EXERCISE INPUTS:
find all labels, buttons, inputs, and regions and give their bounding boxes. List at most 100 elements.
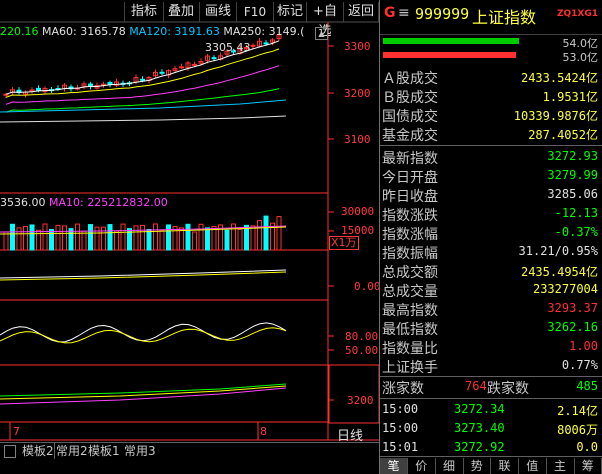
menu-icon[interactable]: ≡: [398, 5, 410, 21]
volume-bar: [16, 227, 22, 251]
stat-label: 今日开盘: [382, 170, 438, 186]
stat-value: -0.37%: [554, 225, 598, 239]
tab-common2[interactable]: 常用2: [56, 443, 88, 459]
tick-volume: 2.14亿: [557, 404, 598, 418]
volume-bar: [55, 224, 61, 251]
draw-line-button[interactable]: 画线: [200, 2, 237, 22]
back-button[interactable]: 返回: [344, 2, 379, 22]
panel-tab[interactable]: 筹: [574, 458, 602, 474]
indicator2-axis-label: 50.00: [345, 344, 379, 357]
candle-body: [263, 42, 269, 45]
turnover-row: 基金成交 287.4052亿: [380, 125, 602, 144]
stat-label: 指数量比: [382, 341, 438, 357]
ma60-value: MA60: 3165.78: [42, 25, 126, 38]
volume-bar: [153, 223, 158, 251]
volume-bar: [146, 228, 152, 251]
volume-bar: [198, 223, 204, 251]
volume-bar: [10, 223, 15, 251]
volume-bar: [250, 225, 256, 251]
stock-code: 999999: [415, 5, 470, 23]
tick-time: 15:01: [382, 440, 419, 454]
stat-row: 上证换手 0.77%: [380, 357, 602, 376]
market-breadth-row: 涨家数 764 跌家数 485: [380, 378, 602, 397]
volume-bar: [29, 224, 35, 251]
sub-ma-line: [0, 387, 287, 405]
tab-template2[interactable]: 模板2: [22, 443, 54, 459]
ma-legend: 220.16 MA60: 3165.78 MA120: 3191.63 MA25…: [0, 25, 304, 38]
turnover-label: Ａ股成交: [382, 71, 438, 87]
candle-body: [159, 71, 165, 74]
turnover-label: 基金成交: [382, 128, 438, 144]
indicator-button[interactable]: 指标: [124, 2, 164, 22]
volume-bar: [107, 224, 113, 251]
high-price-label: 3305.43: [205, 41, 251, 54]
panel-tab[interactable]: 值: [519, 458, 547, 474]
candle-body: [140, 78, 145, 81]
turnover-value: 2433.5424亿: [520, 71, 598, 85]
stat-label: 上证换手: [382, 360, 438, 376]
add-watchlist-button[interactable]: +自选: [307, 2, 344, 39]
stat-label: 指数涨跌: [382, 208, 438, 224]
kline-chart-area[interactable]: [0, 0, 380, 474]
indicator2-axis-label: 80.00: [345, 330, 379, 343]
candle-body: [3, 93, 9, 96]
price-axis-label: 3200: [344, 87, 371, 100]
panel-tab[interactable]: 笔: [380, 458, 408, 474]
down-count-value: 485: [576, 379, 598, 393]
panel-tab[interactable]: 价: [408, 458, 436, 474]
stat-row: 指数涨跌 -12.13: [380, 205, 602, 224]
stat-value: 3279.99: [547, 168, 598, 182]
template-tab-bar: 模板2 常用2 模板1 常用3: [0, 442, 380, 459]
turnover-row: 国债成交 10339.9876亿: [380, 106, 602, 125]
panel-header: G ≡ 999999 上证指数 ZQ1XG1: [380, 0, 602, 30]
volume-bar: [185, 223, 191, 251]
panel-tab[interactable]: 联: [491, 458, 519, 474]
tab-template1[interactable]: 模板1: [88, 443, 120, 459]
volume-bar: [179, 227, 184, 251]
tick-price: 3273.40: [454, 421, 505, 435]
volume-bar: [75, 223, 80, 251]
panel-tab[interactable]: 势: [463, 458, 492, 474]
stat-label: 指数涨幅: [382, 227, 438, 243]
tick-volume: 8006万: [557, 423, 598, 437]
candle-body: [250, 44, 256, 47]
volume-bar: [224, 229, 230, 251]
tick-time: 15:00: [382, 402, 419, 416]
panel-tab[interactable]: 主: [547, 458, 575, 474]
candle-body: [179, 66, 184, 69]
overlay-button[interactable]: 叠加: [163, 2, 200, 22]
volume-bar: [133, 225, 139, 251]
volume-bar: [88, 224, 93, 251]
stat-value: 3293.37: [547, 301, 598, 315]
candle-body: [192, 63, 197, 66]
price-axis-label: 3100: [344, 133, 371, 146]
volume-unit-badge[interactable]: X1万: [329, 236, 359, 250]
stat-value: 0.77%: [561, 358, 598, 372]
vol-ma10-value: MA10: 225212832.00: [49, 196, 168, 209]
f10-button[interactable]: F10: [237, 2, 274, 22]
stat-row: 昨日收盘 3285.06: [380, 186, 602, 205]
buy-strength-bar: [383, 38, 519, 44]
tab-scroll-icon[interactable]: [4, 445, 16, 458]
tick-time: 15:00: [382, 421, 419, 435]
mark-button[interactable]: 标记: [274, 2, 307, 22]
volume-bar: [276, 216, 282, 251]
stat-row: 最高指数 3293.37: [380, 300, 602, 319]
volume-bar: [192, 231, 197, 251]
stat-value: 3262.16: [547, 320, 598, 334]
panel-tab[interactable]: 细: [436, 458, 464, 474]
moving-average-line: [5, 65, 280, 105]
scroll-up-icon[interactable]: ▲: [315, 27, 328, 40]
indicator3-axis-label: 3200: [347, 394, 374, 407]
tab-common3[interactable]: 常用3: [124, 443, 156, 459]
strength-bars: 54.0亿 53.0亿: [380, 34, 602, 64]
volume-bar: [23, 225, 28, 251]
volume-bar: [244, 224, 249, 251]
sell-strength-value: 53.0亿: [562, 51, 599, 64]
macd-signal-line: [0, 271, 287, 281]
volume-bar: [68, 228, 74, 251]
stat-label: 昨日收盘: [382, 189, 438, 205]
stat-value: 3272.93: [547, 149, 598, 163]
stat-row: 最低指数 3262.16: [380, 319, 602, 338]
stat-row: 指数涨幅 -0.37%: [380, 224, 602, 243]
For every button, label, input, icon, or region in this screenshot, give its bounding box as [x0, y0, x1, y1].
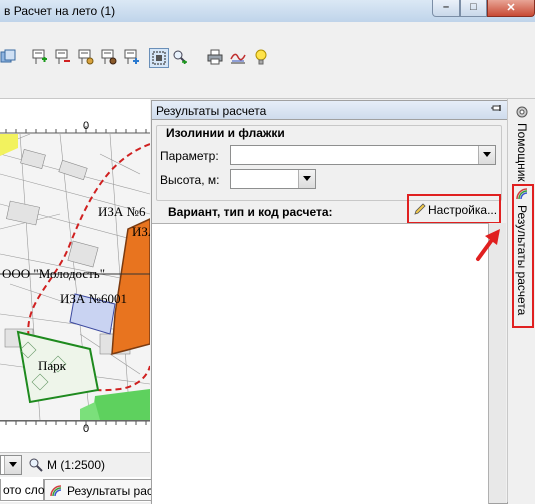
tab-layer[interactable]: ото слоя: [0, 479, 51, 501]
maximize-button[interactable]: □: [460, 0, 487, 17]
edit-source-icon[interactable]: [78, 49, 94, 65]
map-label-iza-partial: ИЗА: [132, 224, 150, 239]
parameter-label: Параметр:: [160, 149, 219, 163]
helper-icon: [516, 106, 528, 118]
print-icon[interactable]: [207, 49, 223, 65]
layer-icon[interactable]: [0, 49, 16, 65]
results-tab-icon: [50, 485, 62, 497]
ruler-top: 0: [0, 120, 150, 135]
remove-source-icon[interactable]: [55, 49, 71, 65]
height-select[interactable]: [230, 169, 316, 189]
search-icon[interactable]: [172, 49, 188, 65]
map-label-company: ООО "Молодость": [2, 266, 106, 281]
view-source-icon[interactable]: [101, 49, 117, 65]
panel-title: Результаты расчета: [156, 104, 267, 118]
copy-source-icon[interactable]: [124, 49, 140, 65]
map-label-iza-top: ИЗА №6: [98, 204, 146, 219]
chevron-down-icon: [478, 146, 495, 164]
ruler-bottom: 0: [0, 420, 150, 435]
parameter-select[interactable]: [230, 145, 496, 165]
ruler-bottom-label: 0: [83, 423, 90, 435]
map-canvas[interactable]: ИЗА №6 ИЗА ООО "Молодость" ИЗА №6001 Пар…: [0, 134, 150, 420]
zoom-icon[interactable]: [28, 457, 44, 473]
group-title: Изолинии и флажки: [164, 126, 287, 140]
title-bar: в Расчет на лето (1) – □ ✕: [0, 0, 535, 23]
tab-results-highlight: [512, 184, 534, 328]
toolbar: [0, 22, 535, 99]
pin-icon[interactable]: [491, 103, 503, 115]
map-label-park: Парк: [38, 358, 66, 373]
tab-helper-label: Помощник: [515, 123, 529, 182]
chevron-down-icon: [298, 170, 315, 188]
ruler-top-label: 0: [83, 120, 90, 132]
lightbulb-icon[interactable]: [253, 49, 269, 65]
window-title: в Расчет на лето (1): [4, 4, 116, 18]
scale-label: М (1:2500): [47, 458, 106, 472]
results-panel: Результаты расчета Изолинии и флажки Пар…: [151, 100, 508, 504]
results-list[interactable]: [152, 223, 489, 504]
close-button[interactable]: ✕: [487, 0, 535, 17]
map-status-bar: М (1:2500): [0, 452, 150, 477]
select-icon[interactable]: [149, 48, 169, 68]
graph-icon[interactable]: [230, 49, 246, 65]
settings-highlight: [407, 194, 501, 224]
map-label-iza-main: ИЗА №6001: [60, 291, 127, 306]
panel-header: Результаты расчета: [152, 101, 507, 120]
red-arrow-icon: [476, 229, 500, 261]
tab-results-bottom-label: Результаты расч: [67, 484, 159, 498]
tab-results-bottom[interactable]: Результаты расч: [44, 479, 159, 501]
variant-label: Вариант, тип и код расчета:: [168, 205, 333, 219]
tab-helper[interactable]: Помощник: [510, 103, 534, 182]
minimize-button[interactable]: –: [432, 0, 460, 17]
height-label: Высота, м:: [160, 173, 220, 187]
results-list-scrollbar[interactable]: [489, 223, 506, 503]
scale-dropdown[interactable]: [0, 455, 22, 475]
add-source-icon[interactable]: [32, 49, 48, 65]
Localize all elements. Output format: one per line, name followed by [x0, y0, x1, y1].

OBJECTIVE: Reproduce verbatim the lines of the items starting with the line that contains "menu-icon[interactable]: ≡: [398, 5, 410, 21]" and going on through the line that contains "add-watchlist-button[interactable]: +自选: [307, 2, 344, 39]", both included.

RESULT OF THE EXERCISE:
menu-icon[interactable]: ≡: [398, 5, 410, 21]
volume-bar: [16, 227, 22, 251]
stat-label: 今日开盘: [382, 170, 438, 186]
stat-value: -0.37%: [554, 225, 598, 239]
tab-common2[interactable]: 常用2: [56, 443, 88, 459]
tick-volume: 2.14亿: [557, 404, 598, 418]
volume-bar: [55, 224, 61, 251]
draw-line-button[interactable]: 画线: [200, 2, 237, 22]
back-button[interactable]: 返回: [344, 2, 379, 22]
panel-tab[interactable]: 筹: [574, 458, 602, 474]
indicator2-axis-label: 50.00: [345, 344, 379, 357]
candle-body: [263, 42, 269, 45]
turnover-row: 基金成交 287.4052亿: [380, 125, 602, 144]
stat-label: 指数量比: [382, 341, 438, 357]
ma60-value: MA60: 3165.78: [42, 25, 126, 38]
volume-bar: [153, 223, 158, 251]
volume-bar: [146, 228, 152, 251]
volume-bar: [198, 223, 204, 251]
volume-bar: [10, 223, 15, 251]
volume-bar: [250, 225, 256, 251]
stock-code: 999999: [415, 5, 470, 23]
tick-time: 15:01: [382, 440, 419, 454]
stat-row: 上证换手 0.77%: [380, 357, 602, 376]
market-breadth-row: 涨家数 764 跌家数 485: [380, 378, 602, 397]
volume-bar: [29, 224, 35, 251]
sub-ma-line: [0, 387, 287, 405]
tab-template2[interactable]: 模板2: [22, 443, 54, 459]
ma-legend: 220.16 MA60: 3165.78 MA120: 3191.63 MA25…: [0, 25, 304, 38]
turnover-label: Ａ股成交: [382, 71, 438, 87]
candle-body: [159, 71, 165, 74]
turnover-label: 基金成交: [382, 128, 438, 144]
indicator-button[interactable]: 指标: [124, 2, 164, 22]
volume-bar: [107, 224, 113, 251]
high-price-label: 3305.43: [205, 41, 251, 54]
panel-tab[interactable]: 值: [519, 458, 547, 474]
candle-body: [140, 78, 145, 81]
turnover-value: 2433.5424亿: [520, 71, 598, 85]
stat-label: 上证换手: [382, 360, 438, 376]
add-watchlist-button[interactable]: +自选: [307, 2, 344, 39]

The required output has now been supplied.